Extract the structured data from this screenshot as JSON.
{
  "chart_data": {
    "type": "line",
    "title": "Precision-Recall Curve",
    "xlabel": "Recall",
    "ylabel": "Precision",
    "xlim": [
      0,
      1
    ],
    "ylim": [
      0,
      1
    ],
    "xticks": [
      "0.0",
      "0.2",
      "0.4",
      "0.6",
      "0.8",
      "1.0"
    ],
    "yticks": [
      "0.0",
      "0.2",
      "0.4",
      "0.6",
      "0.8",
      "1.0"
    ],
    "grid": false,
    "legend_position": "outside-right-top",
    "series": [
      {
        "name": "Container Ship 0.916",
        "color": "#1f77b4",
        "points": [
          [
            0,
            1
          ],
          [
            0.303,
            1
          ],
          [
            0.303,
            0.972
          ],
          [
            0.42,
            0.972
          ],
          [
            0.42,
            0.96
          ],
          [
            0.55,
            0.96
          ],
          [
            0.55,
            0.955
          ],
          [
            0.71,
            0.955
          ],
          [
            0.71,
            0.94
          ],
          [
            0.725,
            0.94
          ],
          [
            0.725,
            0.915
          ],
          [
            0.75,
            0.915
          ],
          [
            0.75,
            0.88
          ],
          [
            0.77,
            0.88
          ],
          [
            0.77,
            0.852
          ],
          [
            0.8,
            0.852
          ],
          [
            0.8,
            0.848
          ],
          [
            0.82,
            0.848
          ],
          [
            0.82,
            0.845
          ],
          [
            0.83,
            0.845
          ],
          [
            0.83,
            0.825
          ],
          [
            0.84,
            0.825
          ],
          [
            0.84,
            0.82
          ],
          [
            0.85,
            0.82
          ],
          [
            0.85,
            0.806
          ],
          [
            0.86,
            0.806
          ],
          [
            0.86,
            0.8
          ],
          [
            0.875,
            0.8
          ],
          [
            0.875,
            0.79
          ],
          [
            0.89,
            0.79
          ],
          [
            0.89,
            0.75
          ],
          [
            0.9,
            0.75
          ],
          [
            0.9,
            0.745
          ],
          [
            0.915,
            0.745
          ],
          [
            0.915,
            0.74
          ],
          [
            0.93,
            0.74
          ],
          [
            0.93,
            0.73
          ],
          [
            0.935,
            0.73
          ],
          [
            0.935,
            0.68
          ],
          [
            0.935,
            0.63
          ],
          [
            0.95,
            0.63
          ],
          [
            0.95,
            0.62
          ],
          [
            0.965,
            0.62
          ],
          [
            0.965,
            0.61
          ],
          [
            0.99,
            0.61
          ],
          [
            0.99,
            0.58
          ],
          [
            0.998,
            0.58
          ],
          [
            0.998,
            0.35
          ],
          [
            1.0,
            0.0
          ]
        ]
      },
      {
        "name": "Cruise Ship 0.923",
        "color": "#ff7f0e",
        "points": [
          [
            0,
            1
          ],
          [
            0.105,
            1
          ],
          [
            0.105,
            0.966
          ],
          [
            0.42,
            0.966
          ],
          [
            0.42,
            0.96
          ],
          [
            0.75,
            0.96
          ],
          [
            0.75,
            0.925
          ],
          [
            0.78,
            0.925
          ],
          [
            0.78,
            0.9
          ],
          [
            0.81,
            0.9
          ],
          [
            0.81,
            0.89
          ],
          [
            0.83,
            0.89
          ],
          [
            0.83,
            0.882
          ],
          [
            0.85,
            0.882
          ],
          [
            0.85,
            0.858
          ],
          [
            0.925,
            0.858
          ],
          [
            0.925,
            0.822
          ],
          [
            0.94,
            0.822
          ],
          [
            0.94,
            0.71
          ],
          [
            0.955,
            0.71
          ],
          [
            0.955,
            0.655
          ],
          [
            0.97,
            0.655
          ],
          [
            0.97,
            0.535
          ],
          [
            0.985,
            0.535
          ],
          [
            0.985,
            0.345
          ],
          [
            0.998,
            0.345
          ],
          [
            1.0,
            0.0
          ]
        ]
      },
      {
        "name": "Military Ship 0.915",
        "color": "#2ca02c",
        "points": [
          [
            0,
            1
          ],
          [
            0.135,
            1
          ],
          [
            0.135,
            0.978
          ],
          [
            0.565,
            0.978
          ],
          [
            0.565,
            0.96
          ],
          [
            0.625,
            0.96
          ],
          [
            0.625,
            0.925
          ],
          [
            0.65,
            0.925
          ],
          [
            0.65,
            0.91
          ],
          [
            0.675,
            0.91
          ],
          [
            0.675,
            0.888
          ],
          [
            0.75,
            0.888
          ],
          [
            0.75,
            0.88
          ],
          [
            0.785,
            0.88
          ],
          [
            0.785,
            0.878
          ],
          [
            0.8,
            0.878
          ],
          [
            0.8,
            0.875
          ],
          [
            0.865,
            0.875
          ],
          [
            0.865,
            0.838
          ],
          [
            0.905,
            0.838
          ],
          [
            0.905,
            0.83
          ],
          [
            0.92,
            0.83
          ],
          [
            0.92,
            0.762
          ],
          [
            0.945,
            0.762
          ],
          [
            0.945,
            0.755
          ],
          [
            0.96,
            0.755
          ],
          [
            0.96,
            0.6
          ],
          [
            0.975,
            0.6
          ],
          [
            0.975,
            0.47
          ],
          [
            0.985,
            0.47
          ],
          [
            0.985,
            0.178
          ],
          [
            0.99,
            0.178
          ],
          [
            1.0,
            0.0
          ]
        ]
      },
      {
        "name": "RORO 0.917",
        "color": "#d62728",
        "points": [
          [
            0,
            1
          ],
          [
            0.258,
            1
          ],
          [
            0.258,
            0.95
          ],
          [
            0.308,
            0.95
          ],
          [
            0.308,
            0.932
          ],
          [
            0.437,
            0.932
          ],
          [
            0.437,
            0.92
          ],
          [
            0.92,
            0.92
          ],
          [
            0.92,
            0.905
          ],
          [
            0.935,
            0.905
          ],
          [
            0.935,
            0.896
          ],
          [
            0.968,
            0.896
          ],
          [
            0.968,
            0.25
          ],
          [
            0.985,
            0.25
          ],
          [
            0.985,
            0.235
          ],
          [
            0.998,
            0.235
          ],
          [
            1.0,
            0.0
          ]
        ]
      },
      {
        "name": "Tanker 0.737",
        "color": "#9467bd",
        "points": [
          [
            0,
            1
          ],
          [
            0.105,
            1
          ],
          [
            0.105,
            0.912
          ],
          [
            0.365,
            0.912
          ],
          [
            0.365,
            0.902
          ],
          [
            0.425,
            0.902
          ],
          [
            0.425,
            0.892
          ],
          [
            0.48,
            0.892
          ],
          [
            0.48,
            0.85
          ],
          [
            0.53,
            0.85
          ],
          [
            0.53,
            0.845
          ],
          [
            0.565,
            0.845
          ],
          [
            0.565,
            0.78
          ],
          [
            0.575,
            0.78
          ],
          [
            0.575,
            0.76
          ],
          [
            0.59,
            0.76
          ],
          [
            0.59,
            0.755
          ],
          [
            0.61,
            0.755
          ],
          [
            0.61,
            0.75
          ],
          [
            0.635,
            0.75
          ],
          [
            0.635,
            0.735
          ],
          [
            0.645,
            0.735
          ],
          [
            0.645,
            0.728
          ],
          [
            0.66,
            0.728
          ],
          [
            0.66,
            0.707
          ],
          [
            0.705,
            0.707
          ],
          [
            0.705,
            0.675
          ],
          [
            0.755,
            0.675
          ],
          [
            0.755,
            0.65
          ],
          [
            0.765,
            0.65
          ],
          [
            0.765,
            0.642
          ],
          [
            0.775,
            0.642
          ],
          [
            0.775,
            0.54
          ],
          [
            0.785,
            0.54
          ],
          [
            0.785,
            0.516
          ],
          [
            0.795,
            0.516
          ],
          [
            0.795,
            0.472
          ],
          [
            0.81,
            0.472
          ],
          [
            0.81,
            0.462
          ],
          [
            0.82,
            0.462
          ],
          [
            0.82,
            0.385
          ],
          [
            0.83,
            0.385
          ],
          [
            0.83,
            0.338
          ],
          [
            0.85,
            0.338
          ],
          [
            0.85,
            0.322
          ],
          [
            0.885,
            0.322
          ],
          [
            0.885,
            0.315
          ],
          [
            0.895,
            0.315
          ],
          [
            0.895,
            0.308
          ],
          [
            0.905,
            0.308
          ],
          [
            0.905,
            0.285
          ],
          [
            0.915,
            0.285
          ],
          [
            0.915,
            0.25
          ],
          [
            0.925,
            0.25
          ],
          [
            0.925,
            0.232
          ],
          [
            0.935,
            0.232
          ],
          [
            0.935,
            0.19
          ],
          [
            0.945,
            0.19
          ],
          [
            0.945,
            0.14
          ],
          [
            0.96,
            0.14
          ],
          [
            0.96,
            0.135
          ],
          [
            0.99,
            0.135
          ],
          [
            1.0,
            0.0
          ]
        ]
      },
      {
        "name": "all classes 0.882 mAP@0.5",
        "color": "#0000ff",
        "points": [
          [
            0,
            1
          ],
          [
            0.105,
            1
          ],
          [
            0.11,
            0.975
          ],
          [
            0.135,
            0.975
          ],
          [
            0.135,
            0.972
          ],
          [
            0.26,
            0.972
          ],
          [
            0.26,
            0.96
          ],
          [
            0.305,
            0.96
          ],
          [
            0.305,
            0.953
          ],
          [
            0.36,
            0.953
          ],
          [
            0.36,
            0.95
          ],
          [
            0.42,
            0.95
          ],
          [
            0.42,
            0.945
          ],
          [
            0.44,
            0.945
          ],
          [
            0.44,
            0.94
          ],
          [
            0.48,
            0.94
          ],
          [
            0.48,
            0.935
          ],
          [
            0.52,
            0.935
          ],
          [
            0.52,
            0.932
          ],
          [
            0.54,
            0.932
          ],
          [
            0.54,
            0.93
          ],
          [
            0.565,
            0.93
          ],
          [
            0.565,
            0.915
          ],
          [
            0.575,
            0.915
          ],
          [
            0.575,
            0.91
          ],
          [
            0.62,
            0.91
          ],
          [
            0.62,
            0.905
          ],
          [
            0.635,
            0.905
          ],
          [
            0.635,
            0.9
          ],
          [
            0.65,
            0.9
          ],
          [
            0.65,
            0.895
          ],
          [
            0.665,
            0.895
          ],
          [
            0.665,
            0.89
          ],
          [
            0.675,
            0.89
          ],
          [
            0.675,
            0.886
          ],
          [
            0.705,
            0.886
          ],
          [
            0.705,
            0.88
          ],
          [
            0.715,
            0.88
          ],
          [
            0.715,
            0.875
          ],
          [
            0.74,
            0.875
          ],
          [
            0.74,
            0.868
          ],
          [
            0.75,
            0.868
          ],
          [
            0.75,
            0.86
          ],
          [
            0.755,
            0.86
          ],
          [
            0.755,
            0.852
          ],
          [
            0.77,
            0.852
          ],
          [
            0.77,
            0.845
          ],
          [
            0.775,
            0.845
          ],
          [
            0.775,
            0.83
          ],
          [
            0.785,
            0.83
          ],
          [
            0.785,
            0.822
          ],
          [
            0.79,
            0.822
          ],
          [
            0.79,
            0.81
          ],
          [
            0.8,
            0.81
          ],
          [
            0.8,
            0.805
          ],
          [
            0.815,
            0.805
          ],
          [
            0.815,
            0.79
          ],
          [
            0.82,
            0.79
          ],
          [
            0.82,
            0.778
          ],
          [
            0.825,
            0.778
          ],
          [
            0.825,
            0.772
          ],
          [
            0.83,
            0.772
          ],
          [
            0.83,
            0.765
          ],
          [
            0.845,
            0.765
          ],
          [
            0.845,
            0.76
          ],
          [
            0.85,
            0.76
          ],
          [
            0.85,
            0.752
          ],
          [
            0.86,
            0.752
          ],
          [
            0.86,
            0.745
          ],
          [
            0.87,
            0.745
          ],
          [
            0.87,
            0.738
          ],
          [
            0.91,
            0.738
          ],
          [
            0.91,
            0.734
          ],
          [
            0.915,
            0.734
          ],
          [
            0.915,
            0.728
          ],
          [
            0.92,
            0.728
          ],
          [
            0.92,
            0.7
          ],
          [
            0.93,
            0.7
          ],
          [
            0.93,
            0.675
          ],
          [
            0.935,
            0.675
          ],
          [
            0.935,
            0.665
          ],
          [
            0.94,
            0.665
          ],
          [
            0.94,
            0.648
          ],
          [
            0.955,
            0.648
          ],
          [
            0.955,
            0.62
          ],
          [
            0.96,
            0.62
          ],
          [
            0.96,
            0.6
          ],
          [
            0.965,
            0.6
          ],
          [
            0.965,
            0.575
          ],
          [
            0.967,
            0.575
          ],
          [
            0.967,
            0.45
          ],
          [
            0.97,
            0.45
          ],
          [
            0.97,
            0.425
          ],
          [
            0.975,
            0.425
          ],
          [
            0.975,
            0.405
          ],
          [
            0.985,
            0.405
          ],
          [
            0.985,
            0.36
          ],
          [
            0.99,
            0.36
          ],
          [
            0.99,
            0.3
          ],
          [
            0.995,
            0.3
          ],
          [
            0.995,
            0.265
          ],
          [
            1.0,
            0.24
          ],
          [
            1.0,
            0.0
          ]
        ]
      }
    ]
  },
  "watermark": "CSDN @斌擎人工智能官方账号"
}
· · · · · · ·
### [AIM]
Pick out the lines containing the string "color" and show them.

### [EXERCISE ANSWER]
        "color": "#1f77b4",
        "color": "#ff7f0e",
        "color": "#2ca02c",
        "color": "#d62728",
        "color": "#9467bd",
        "color": "#0000ff",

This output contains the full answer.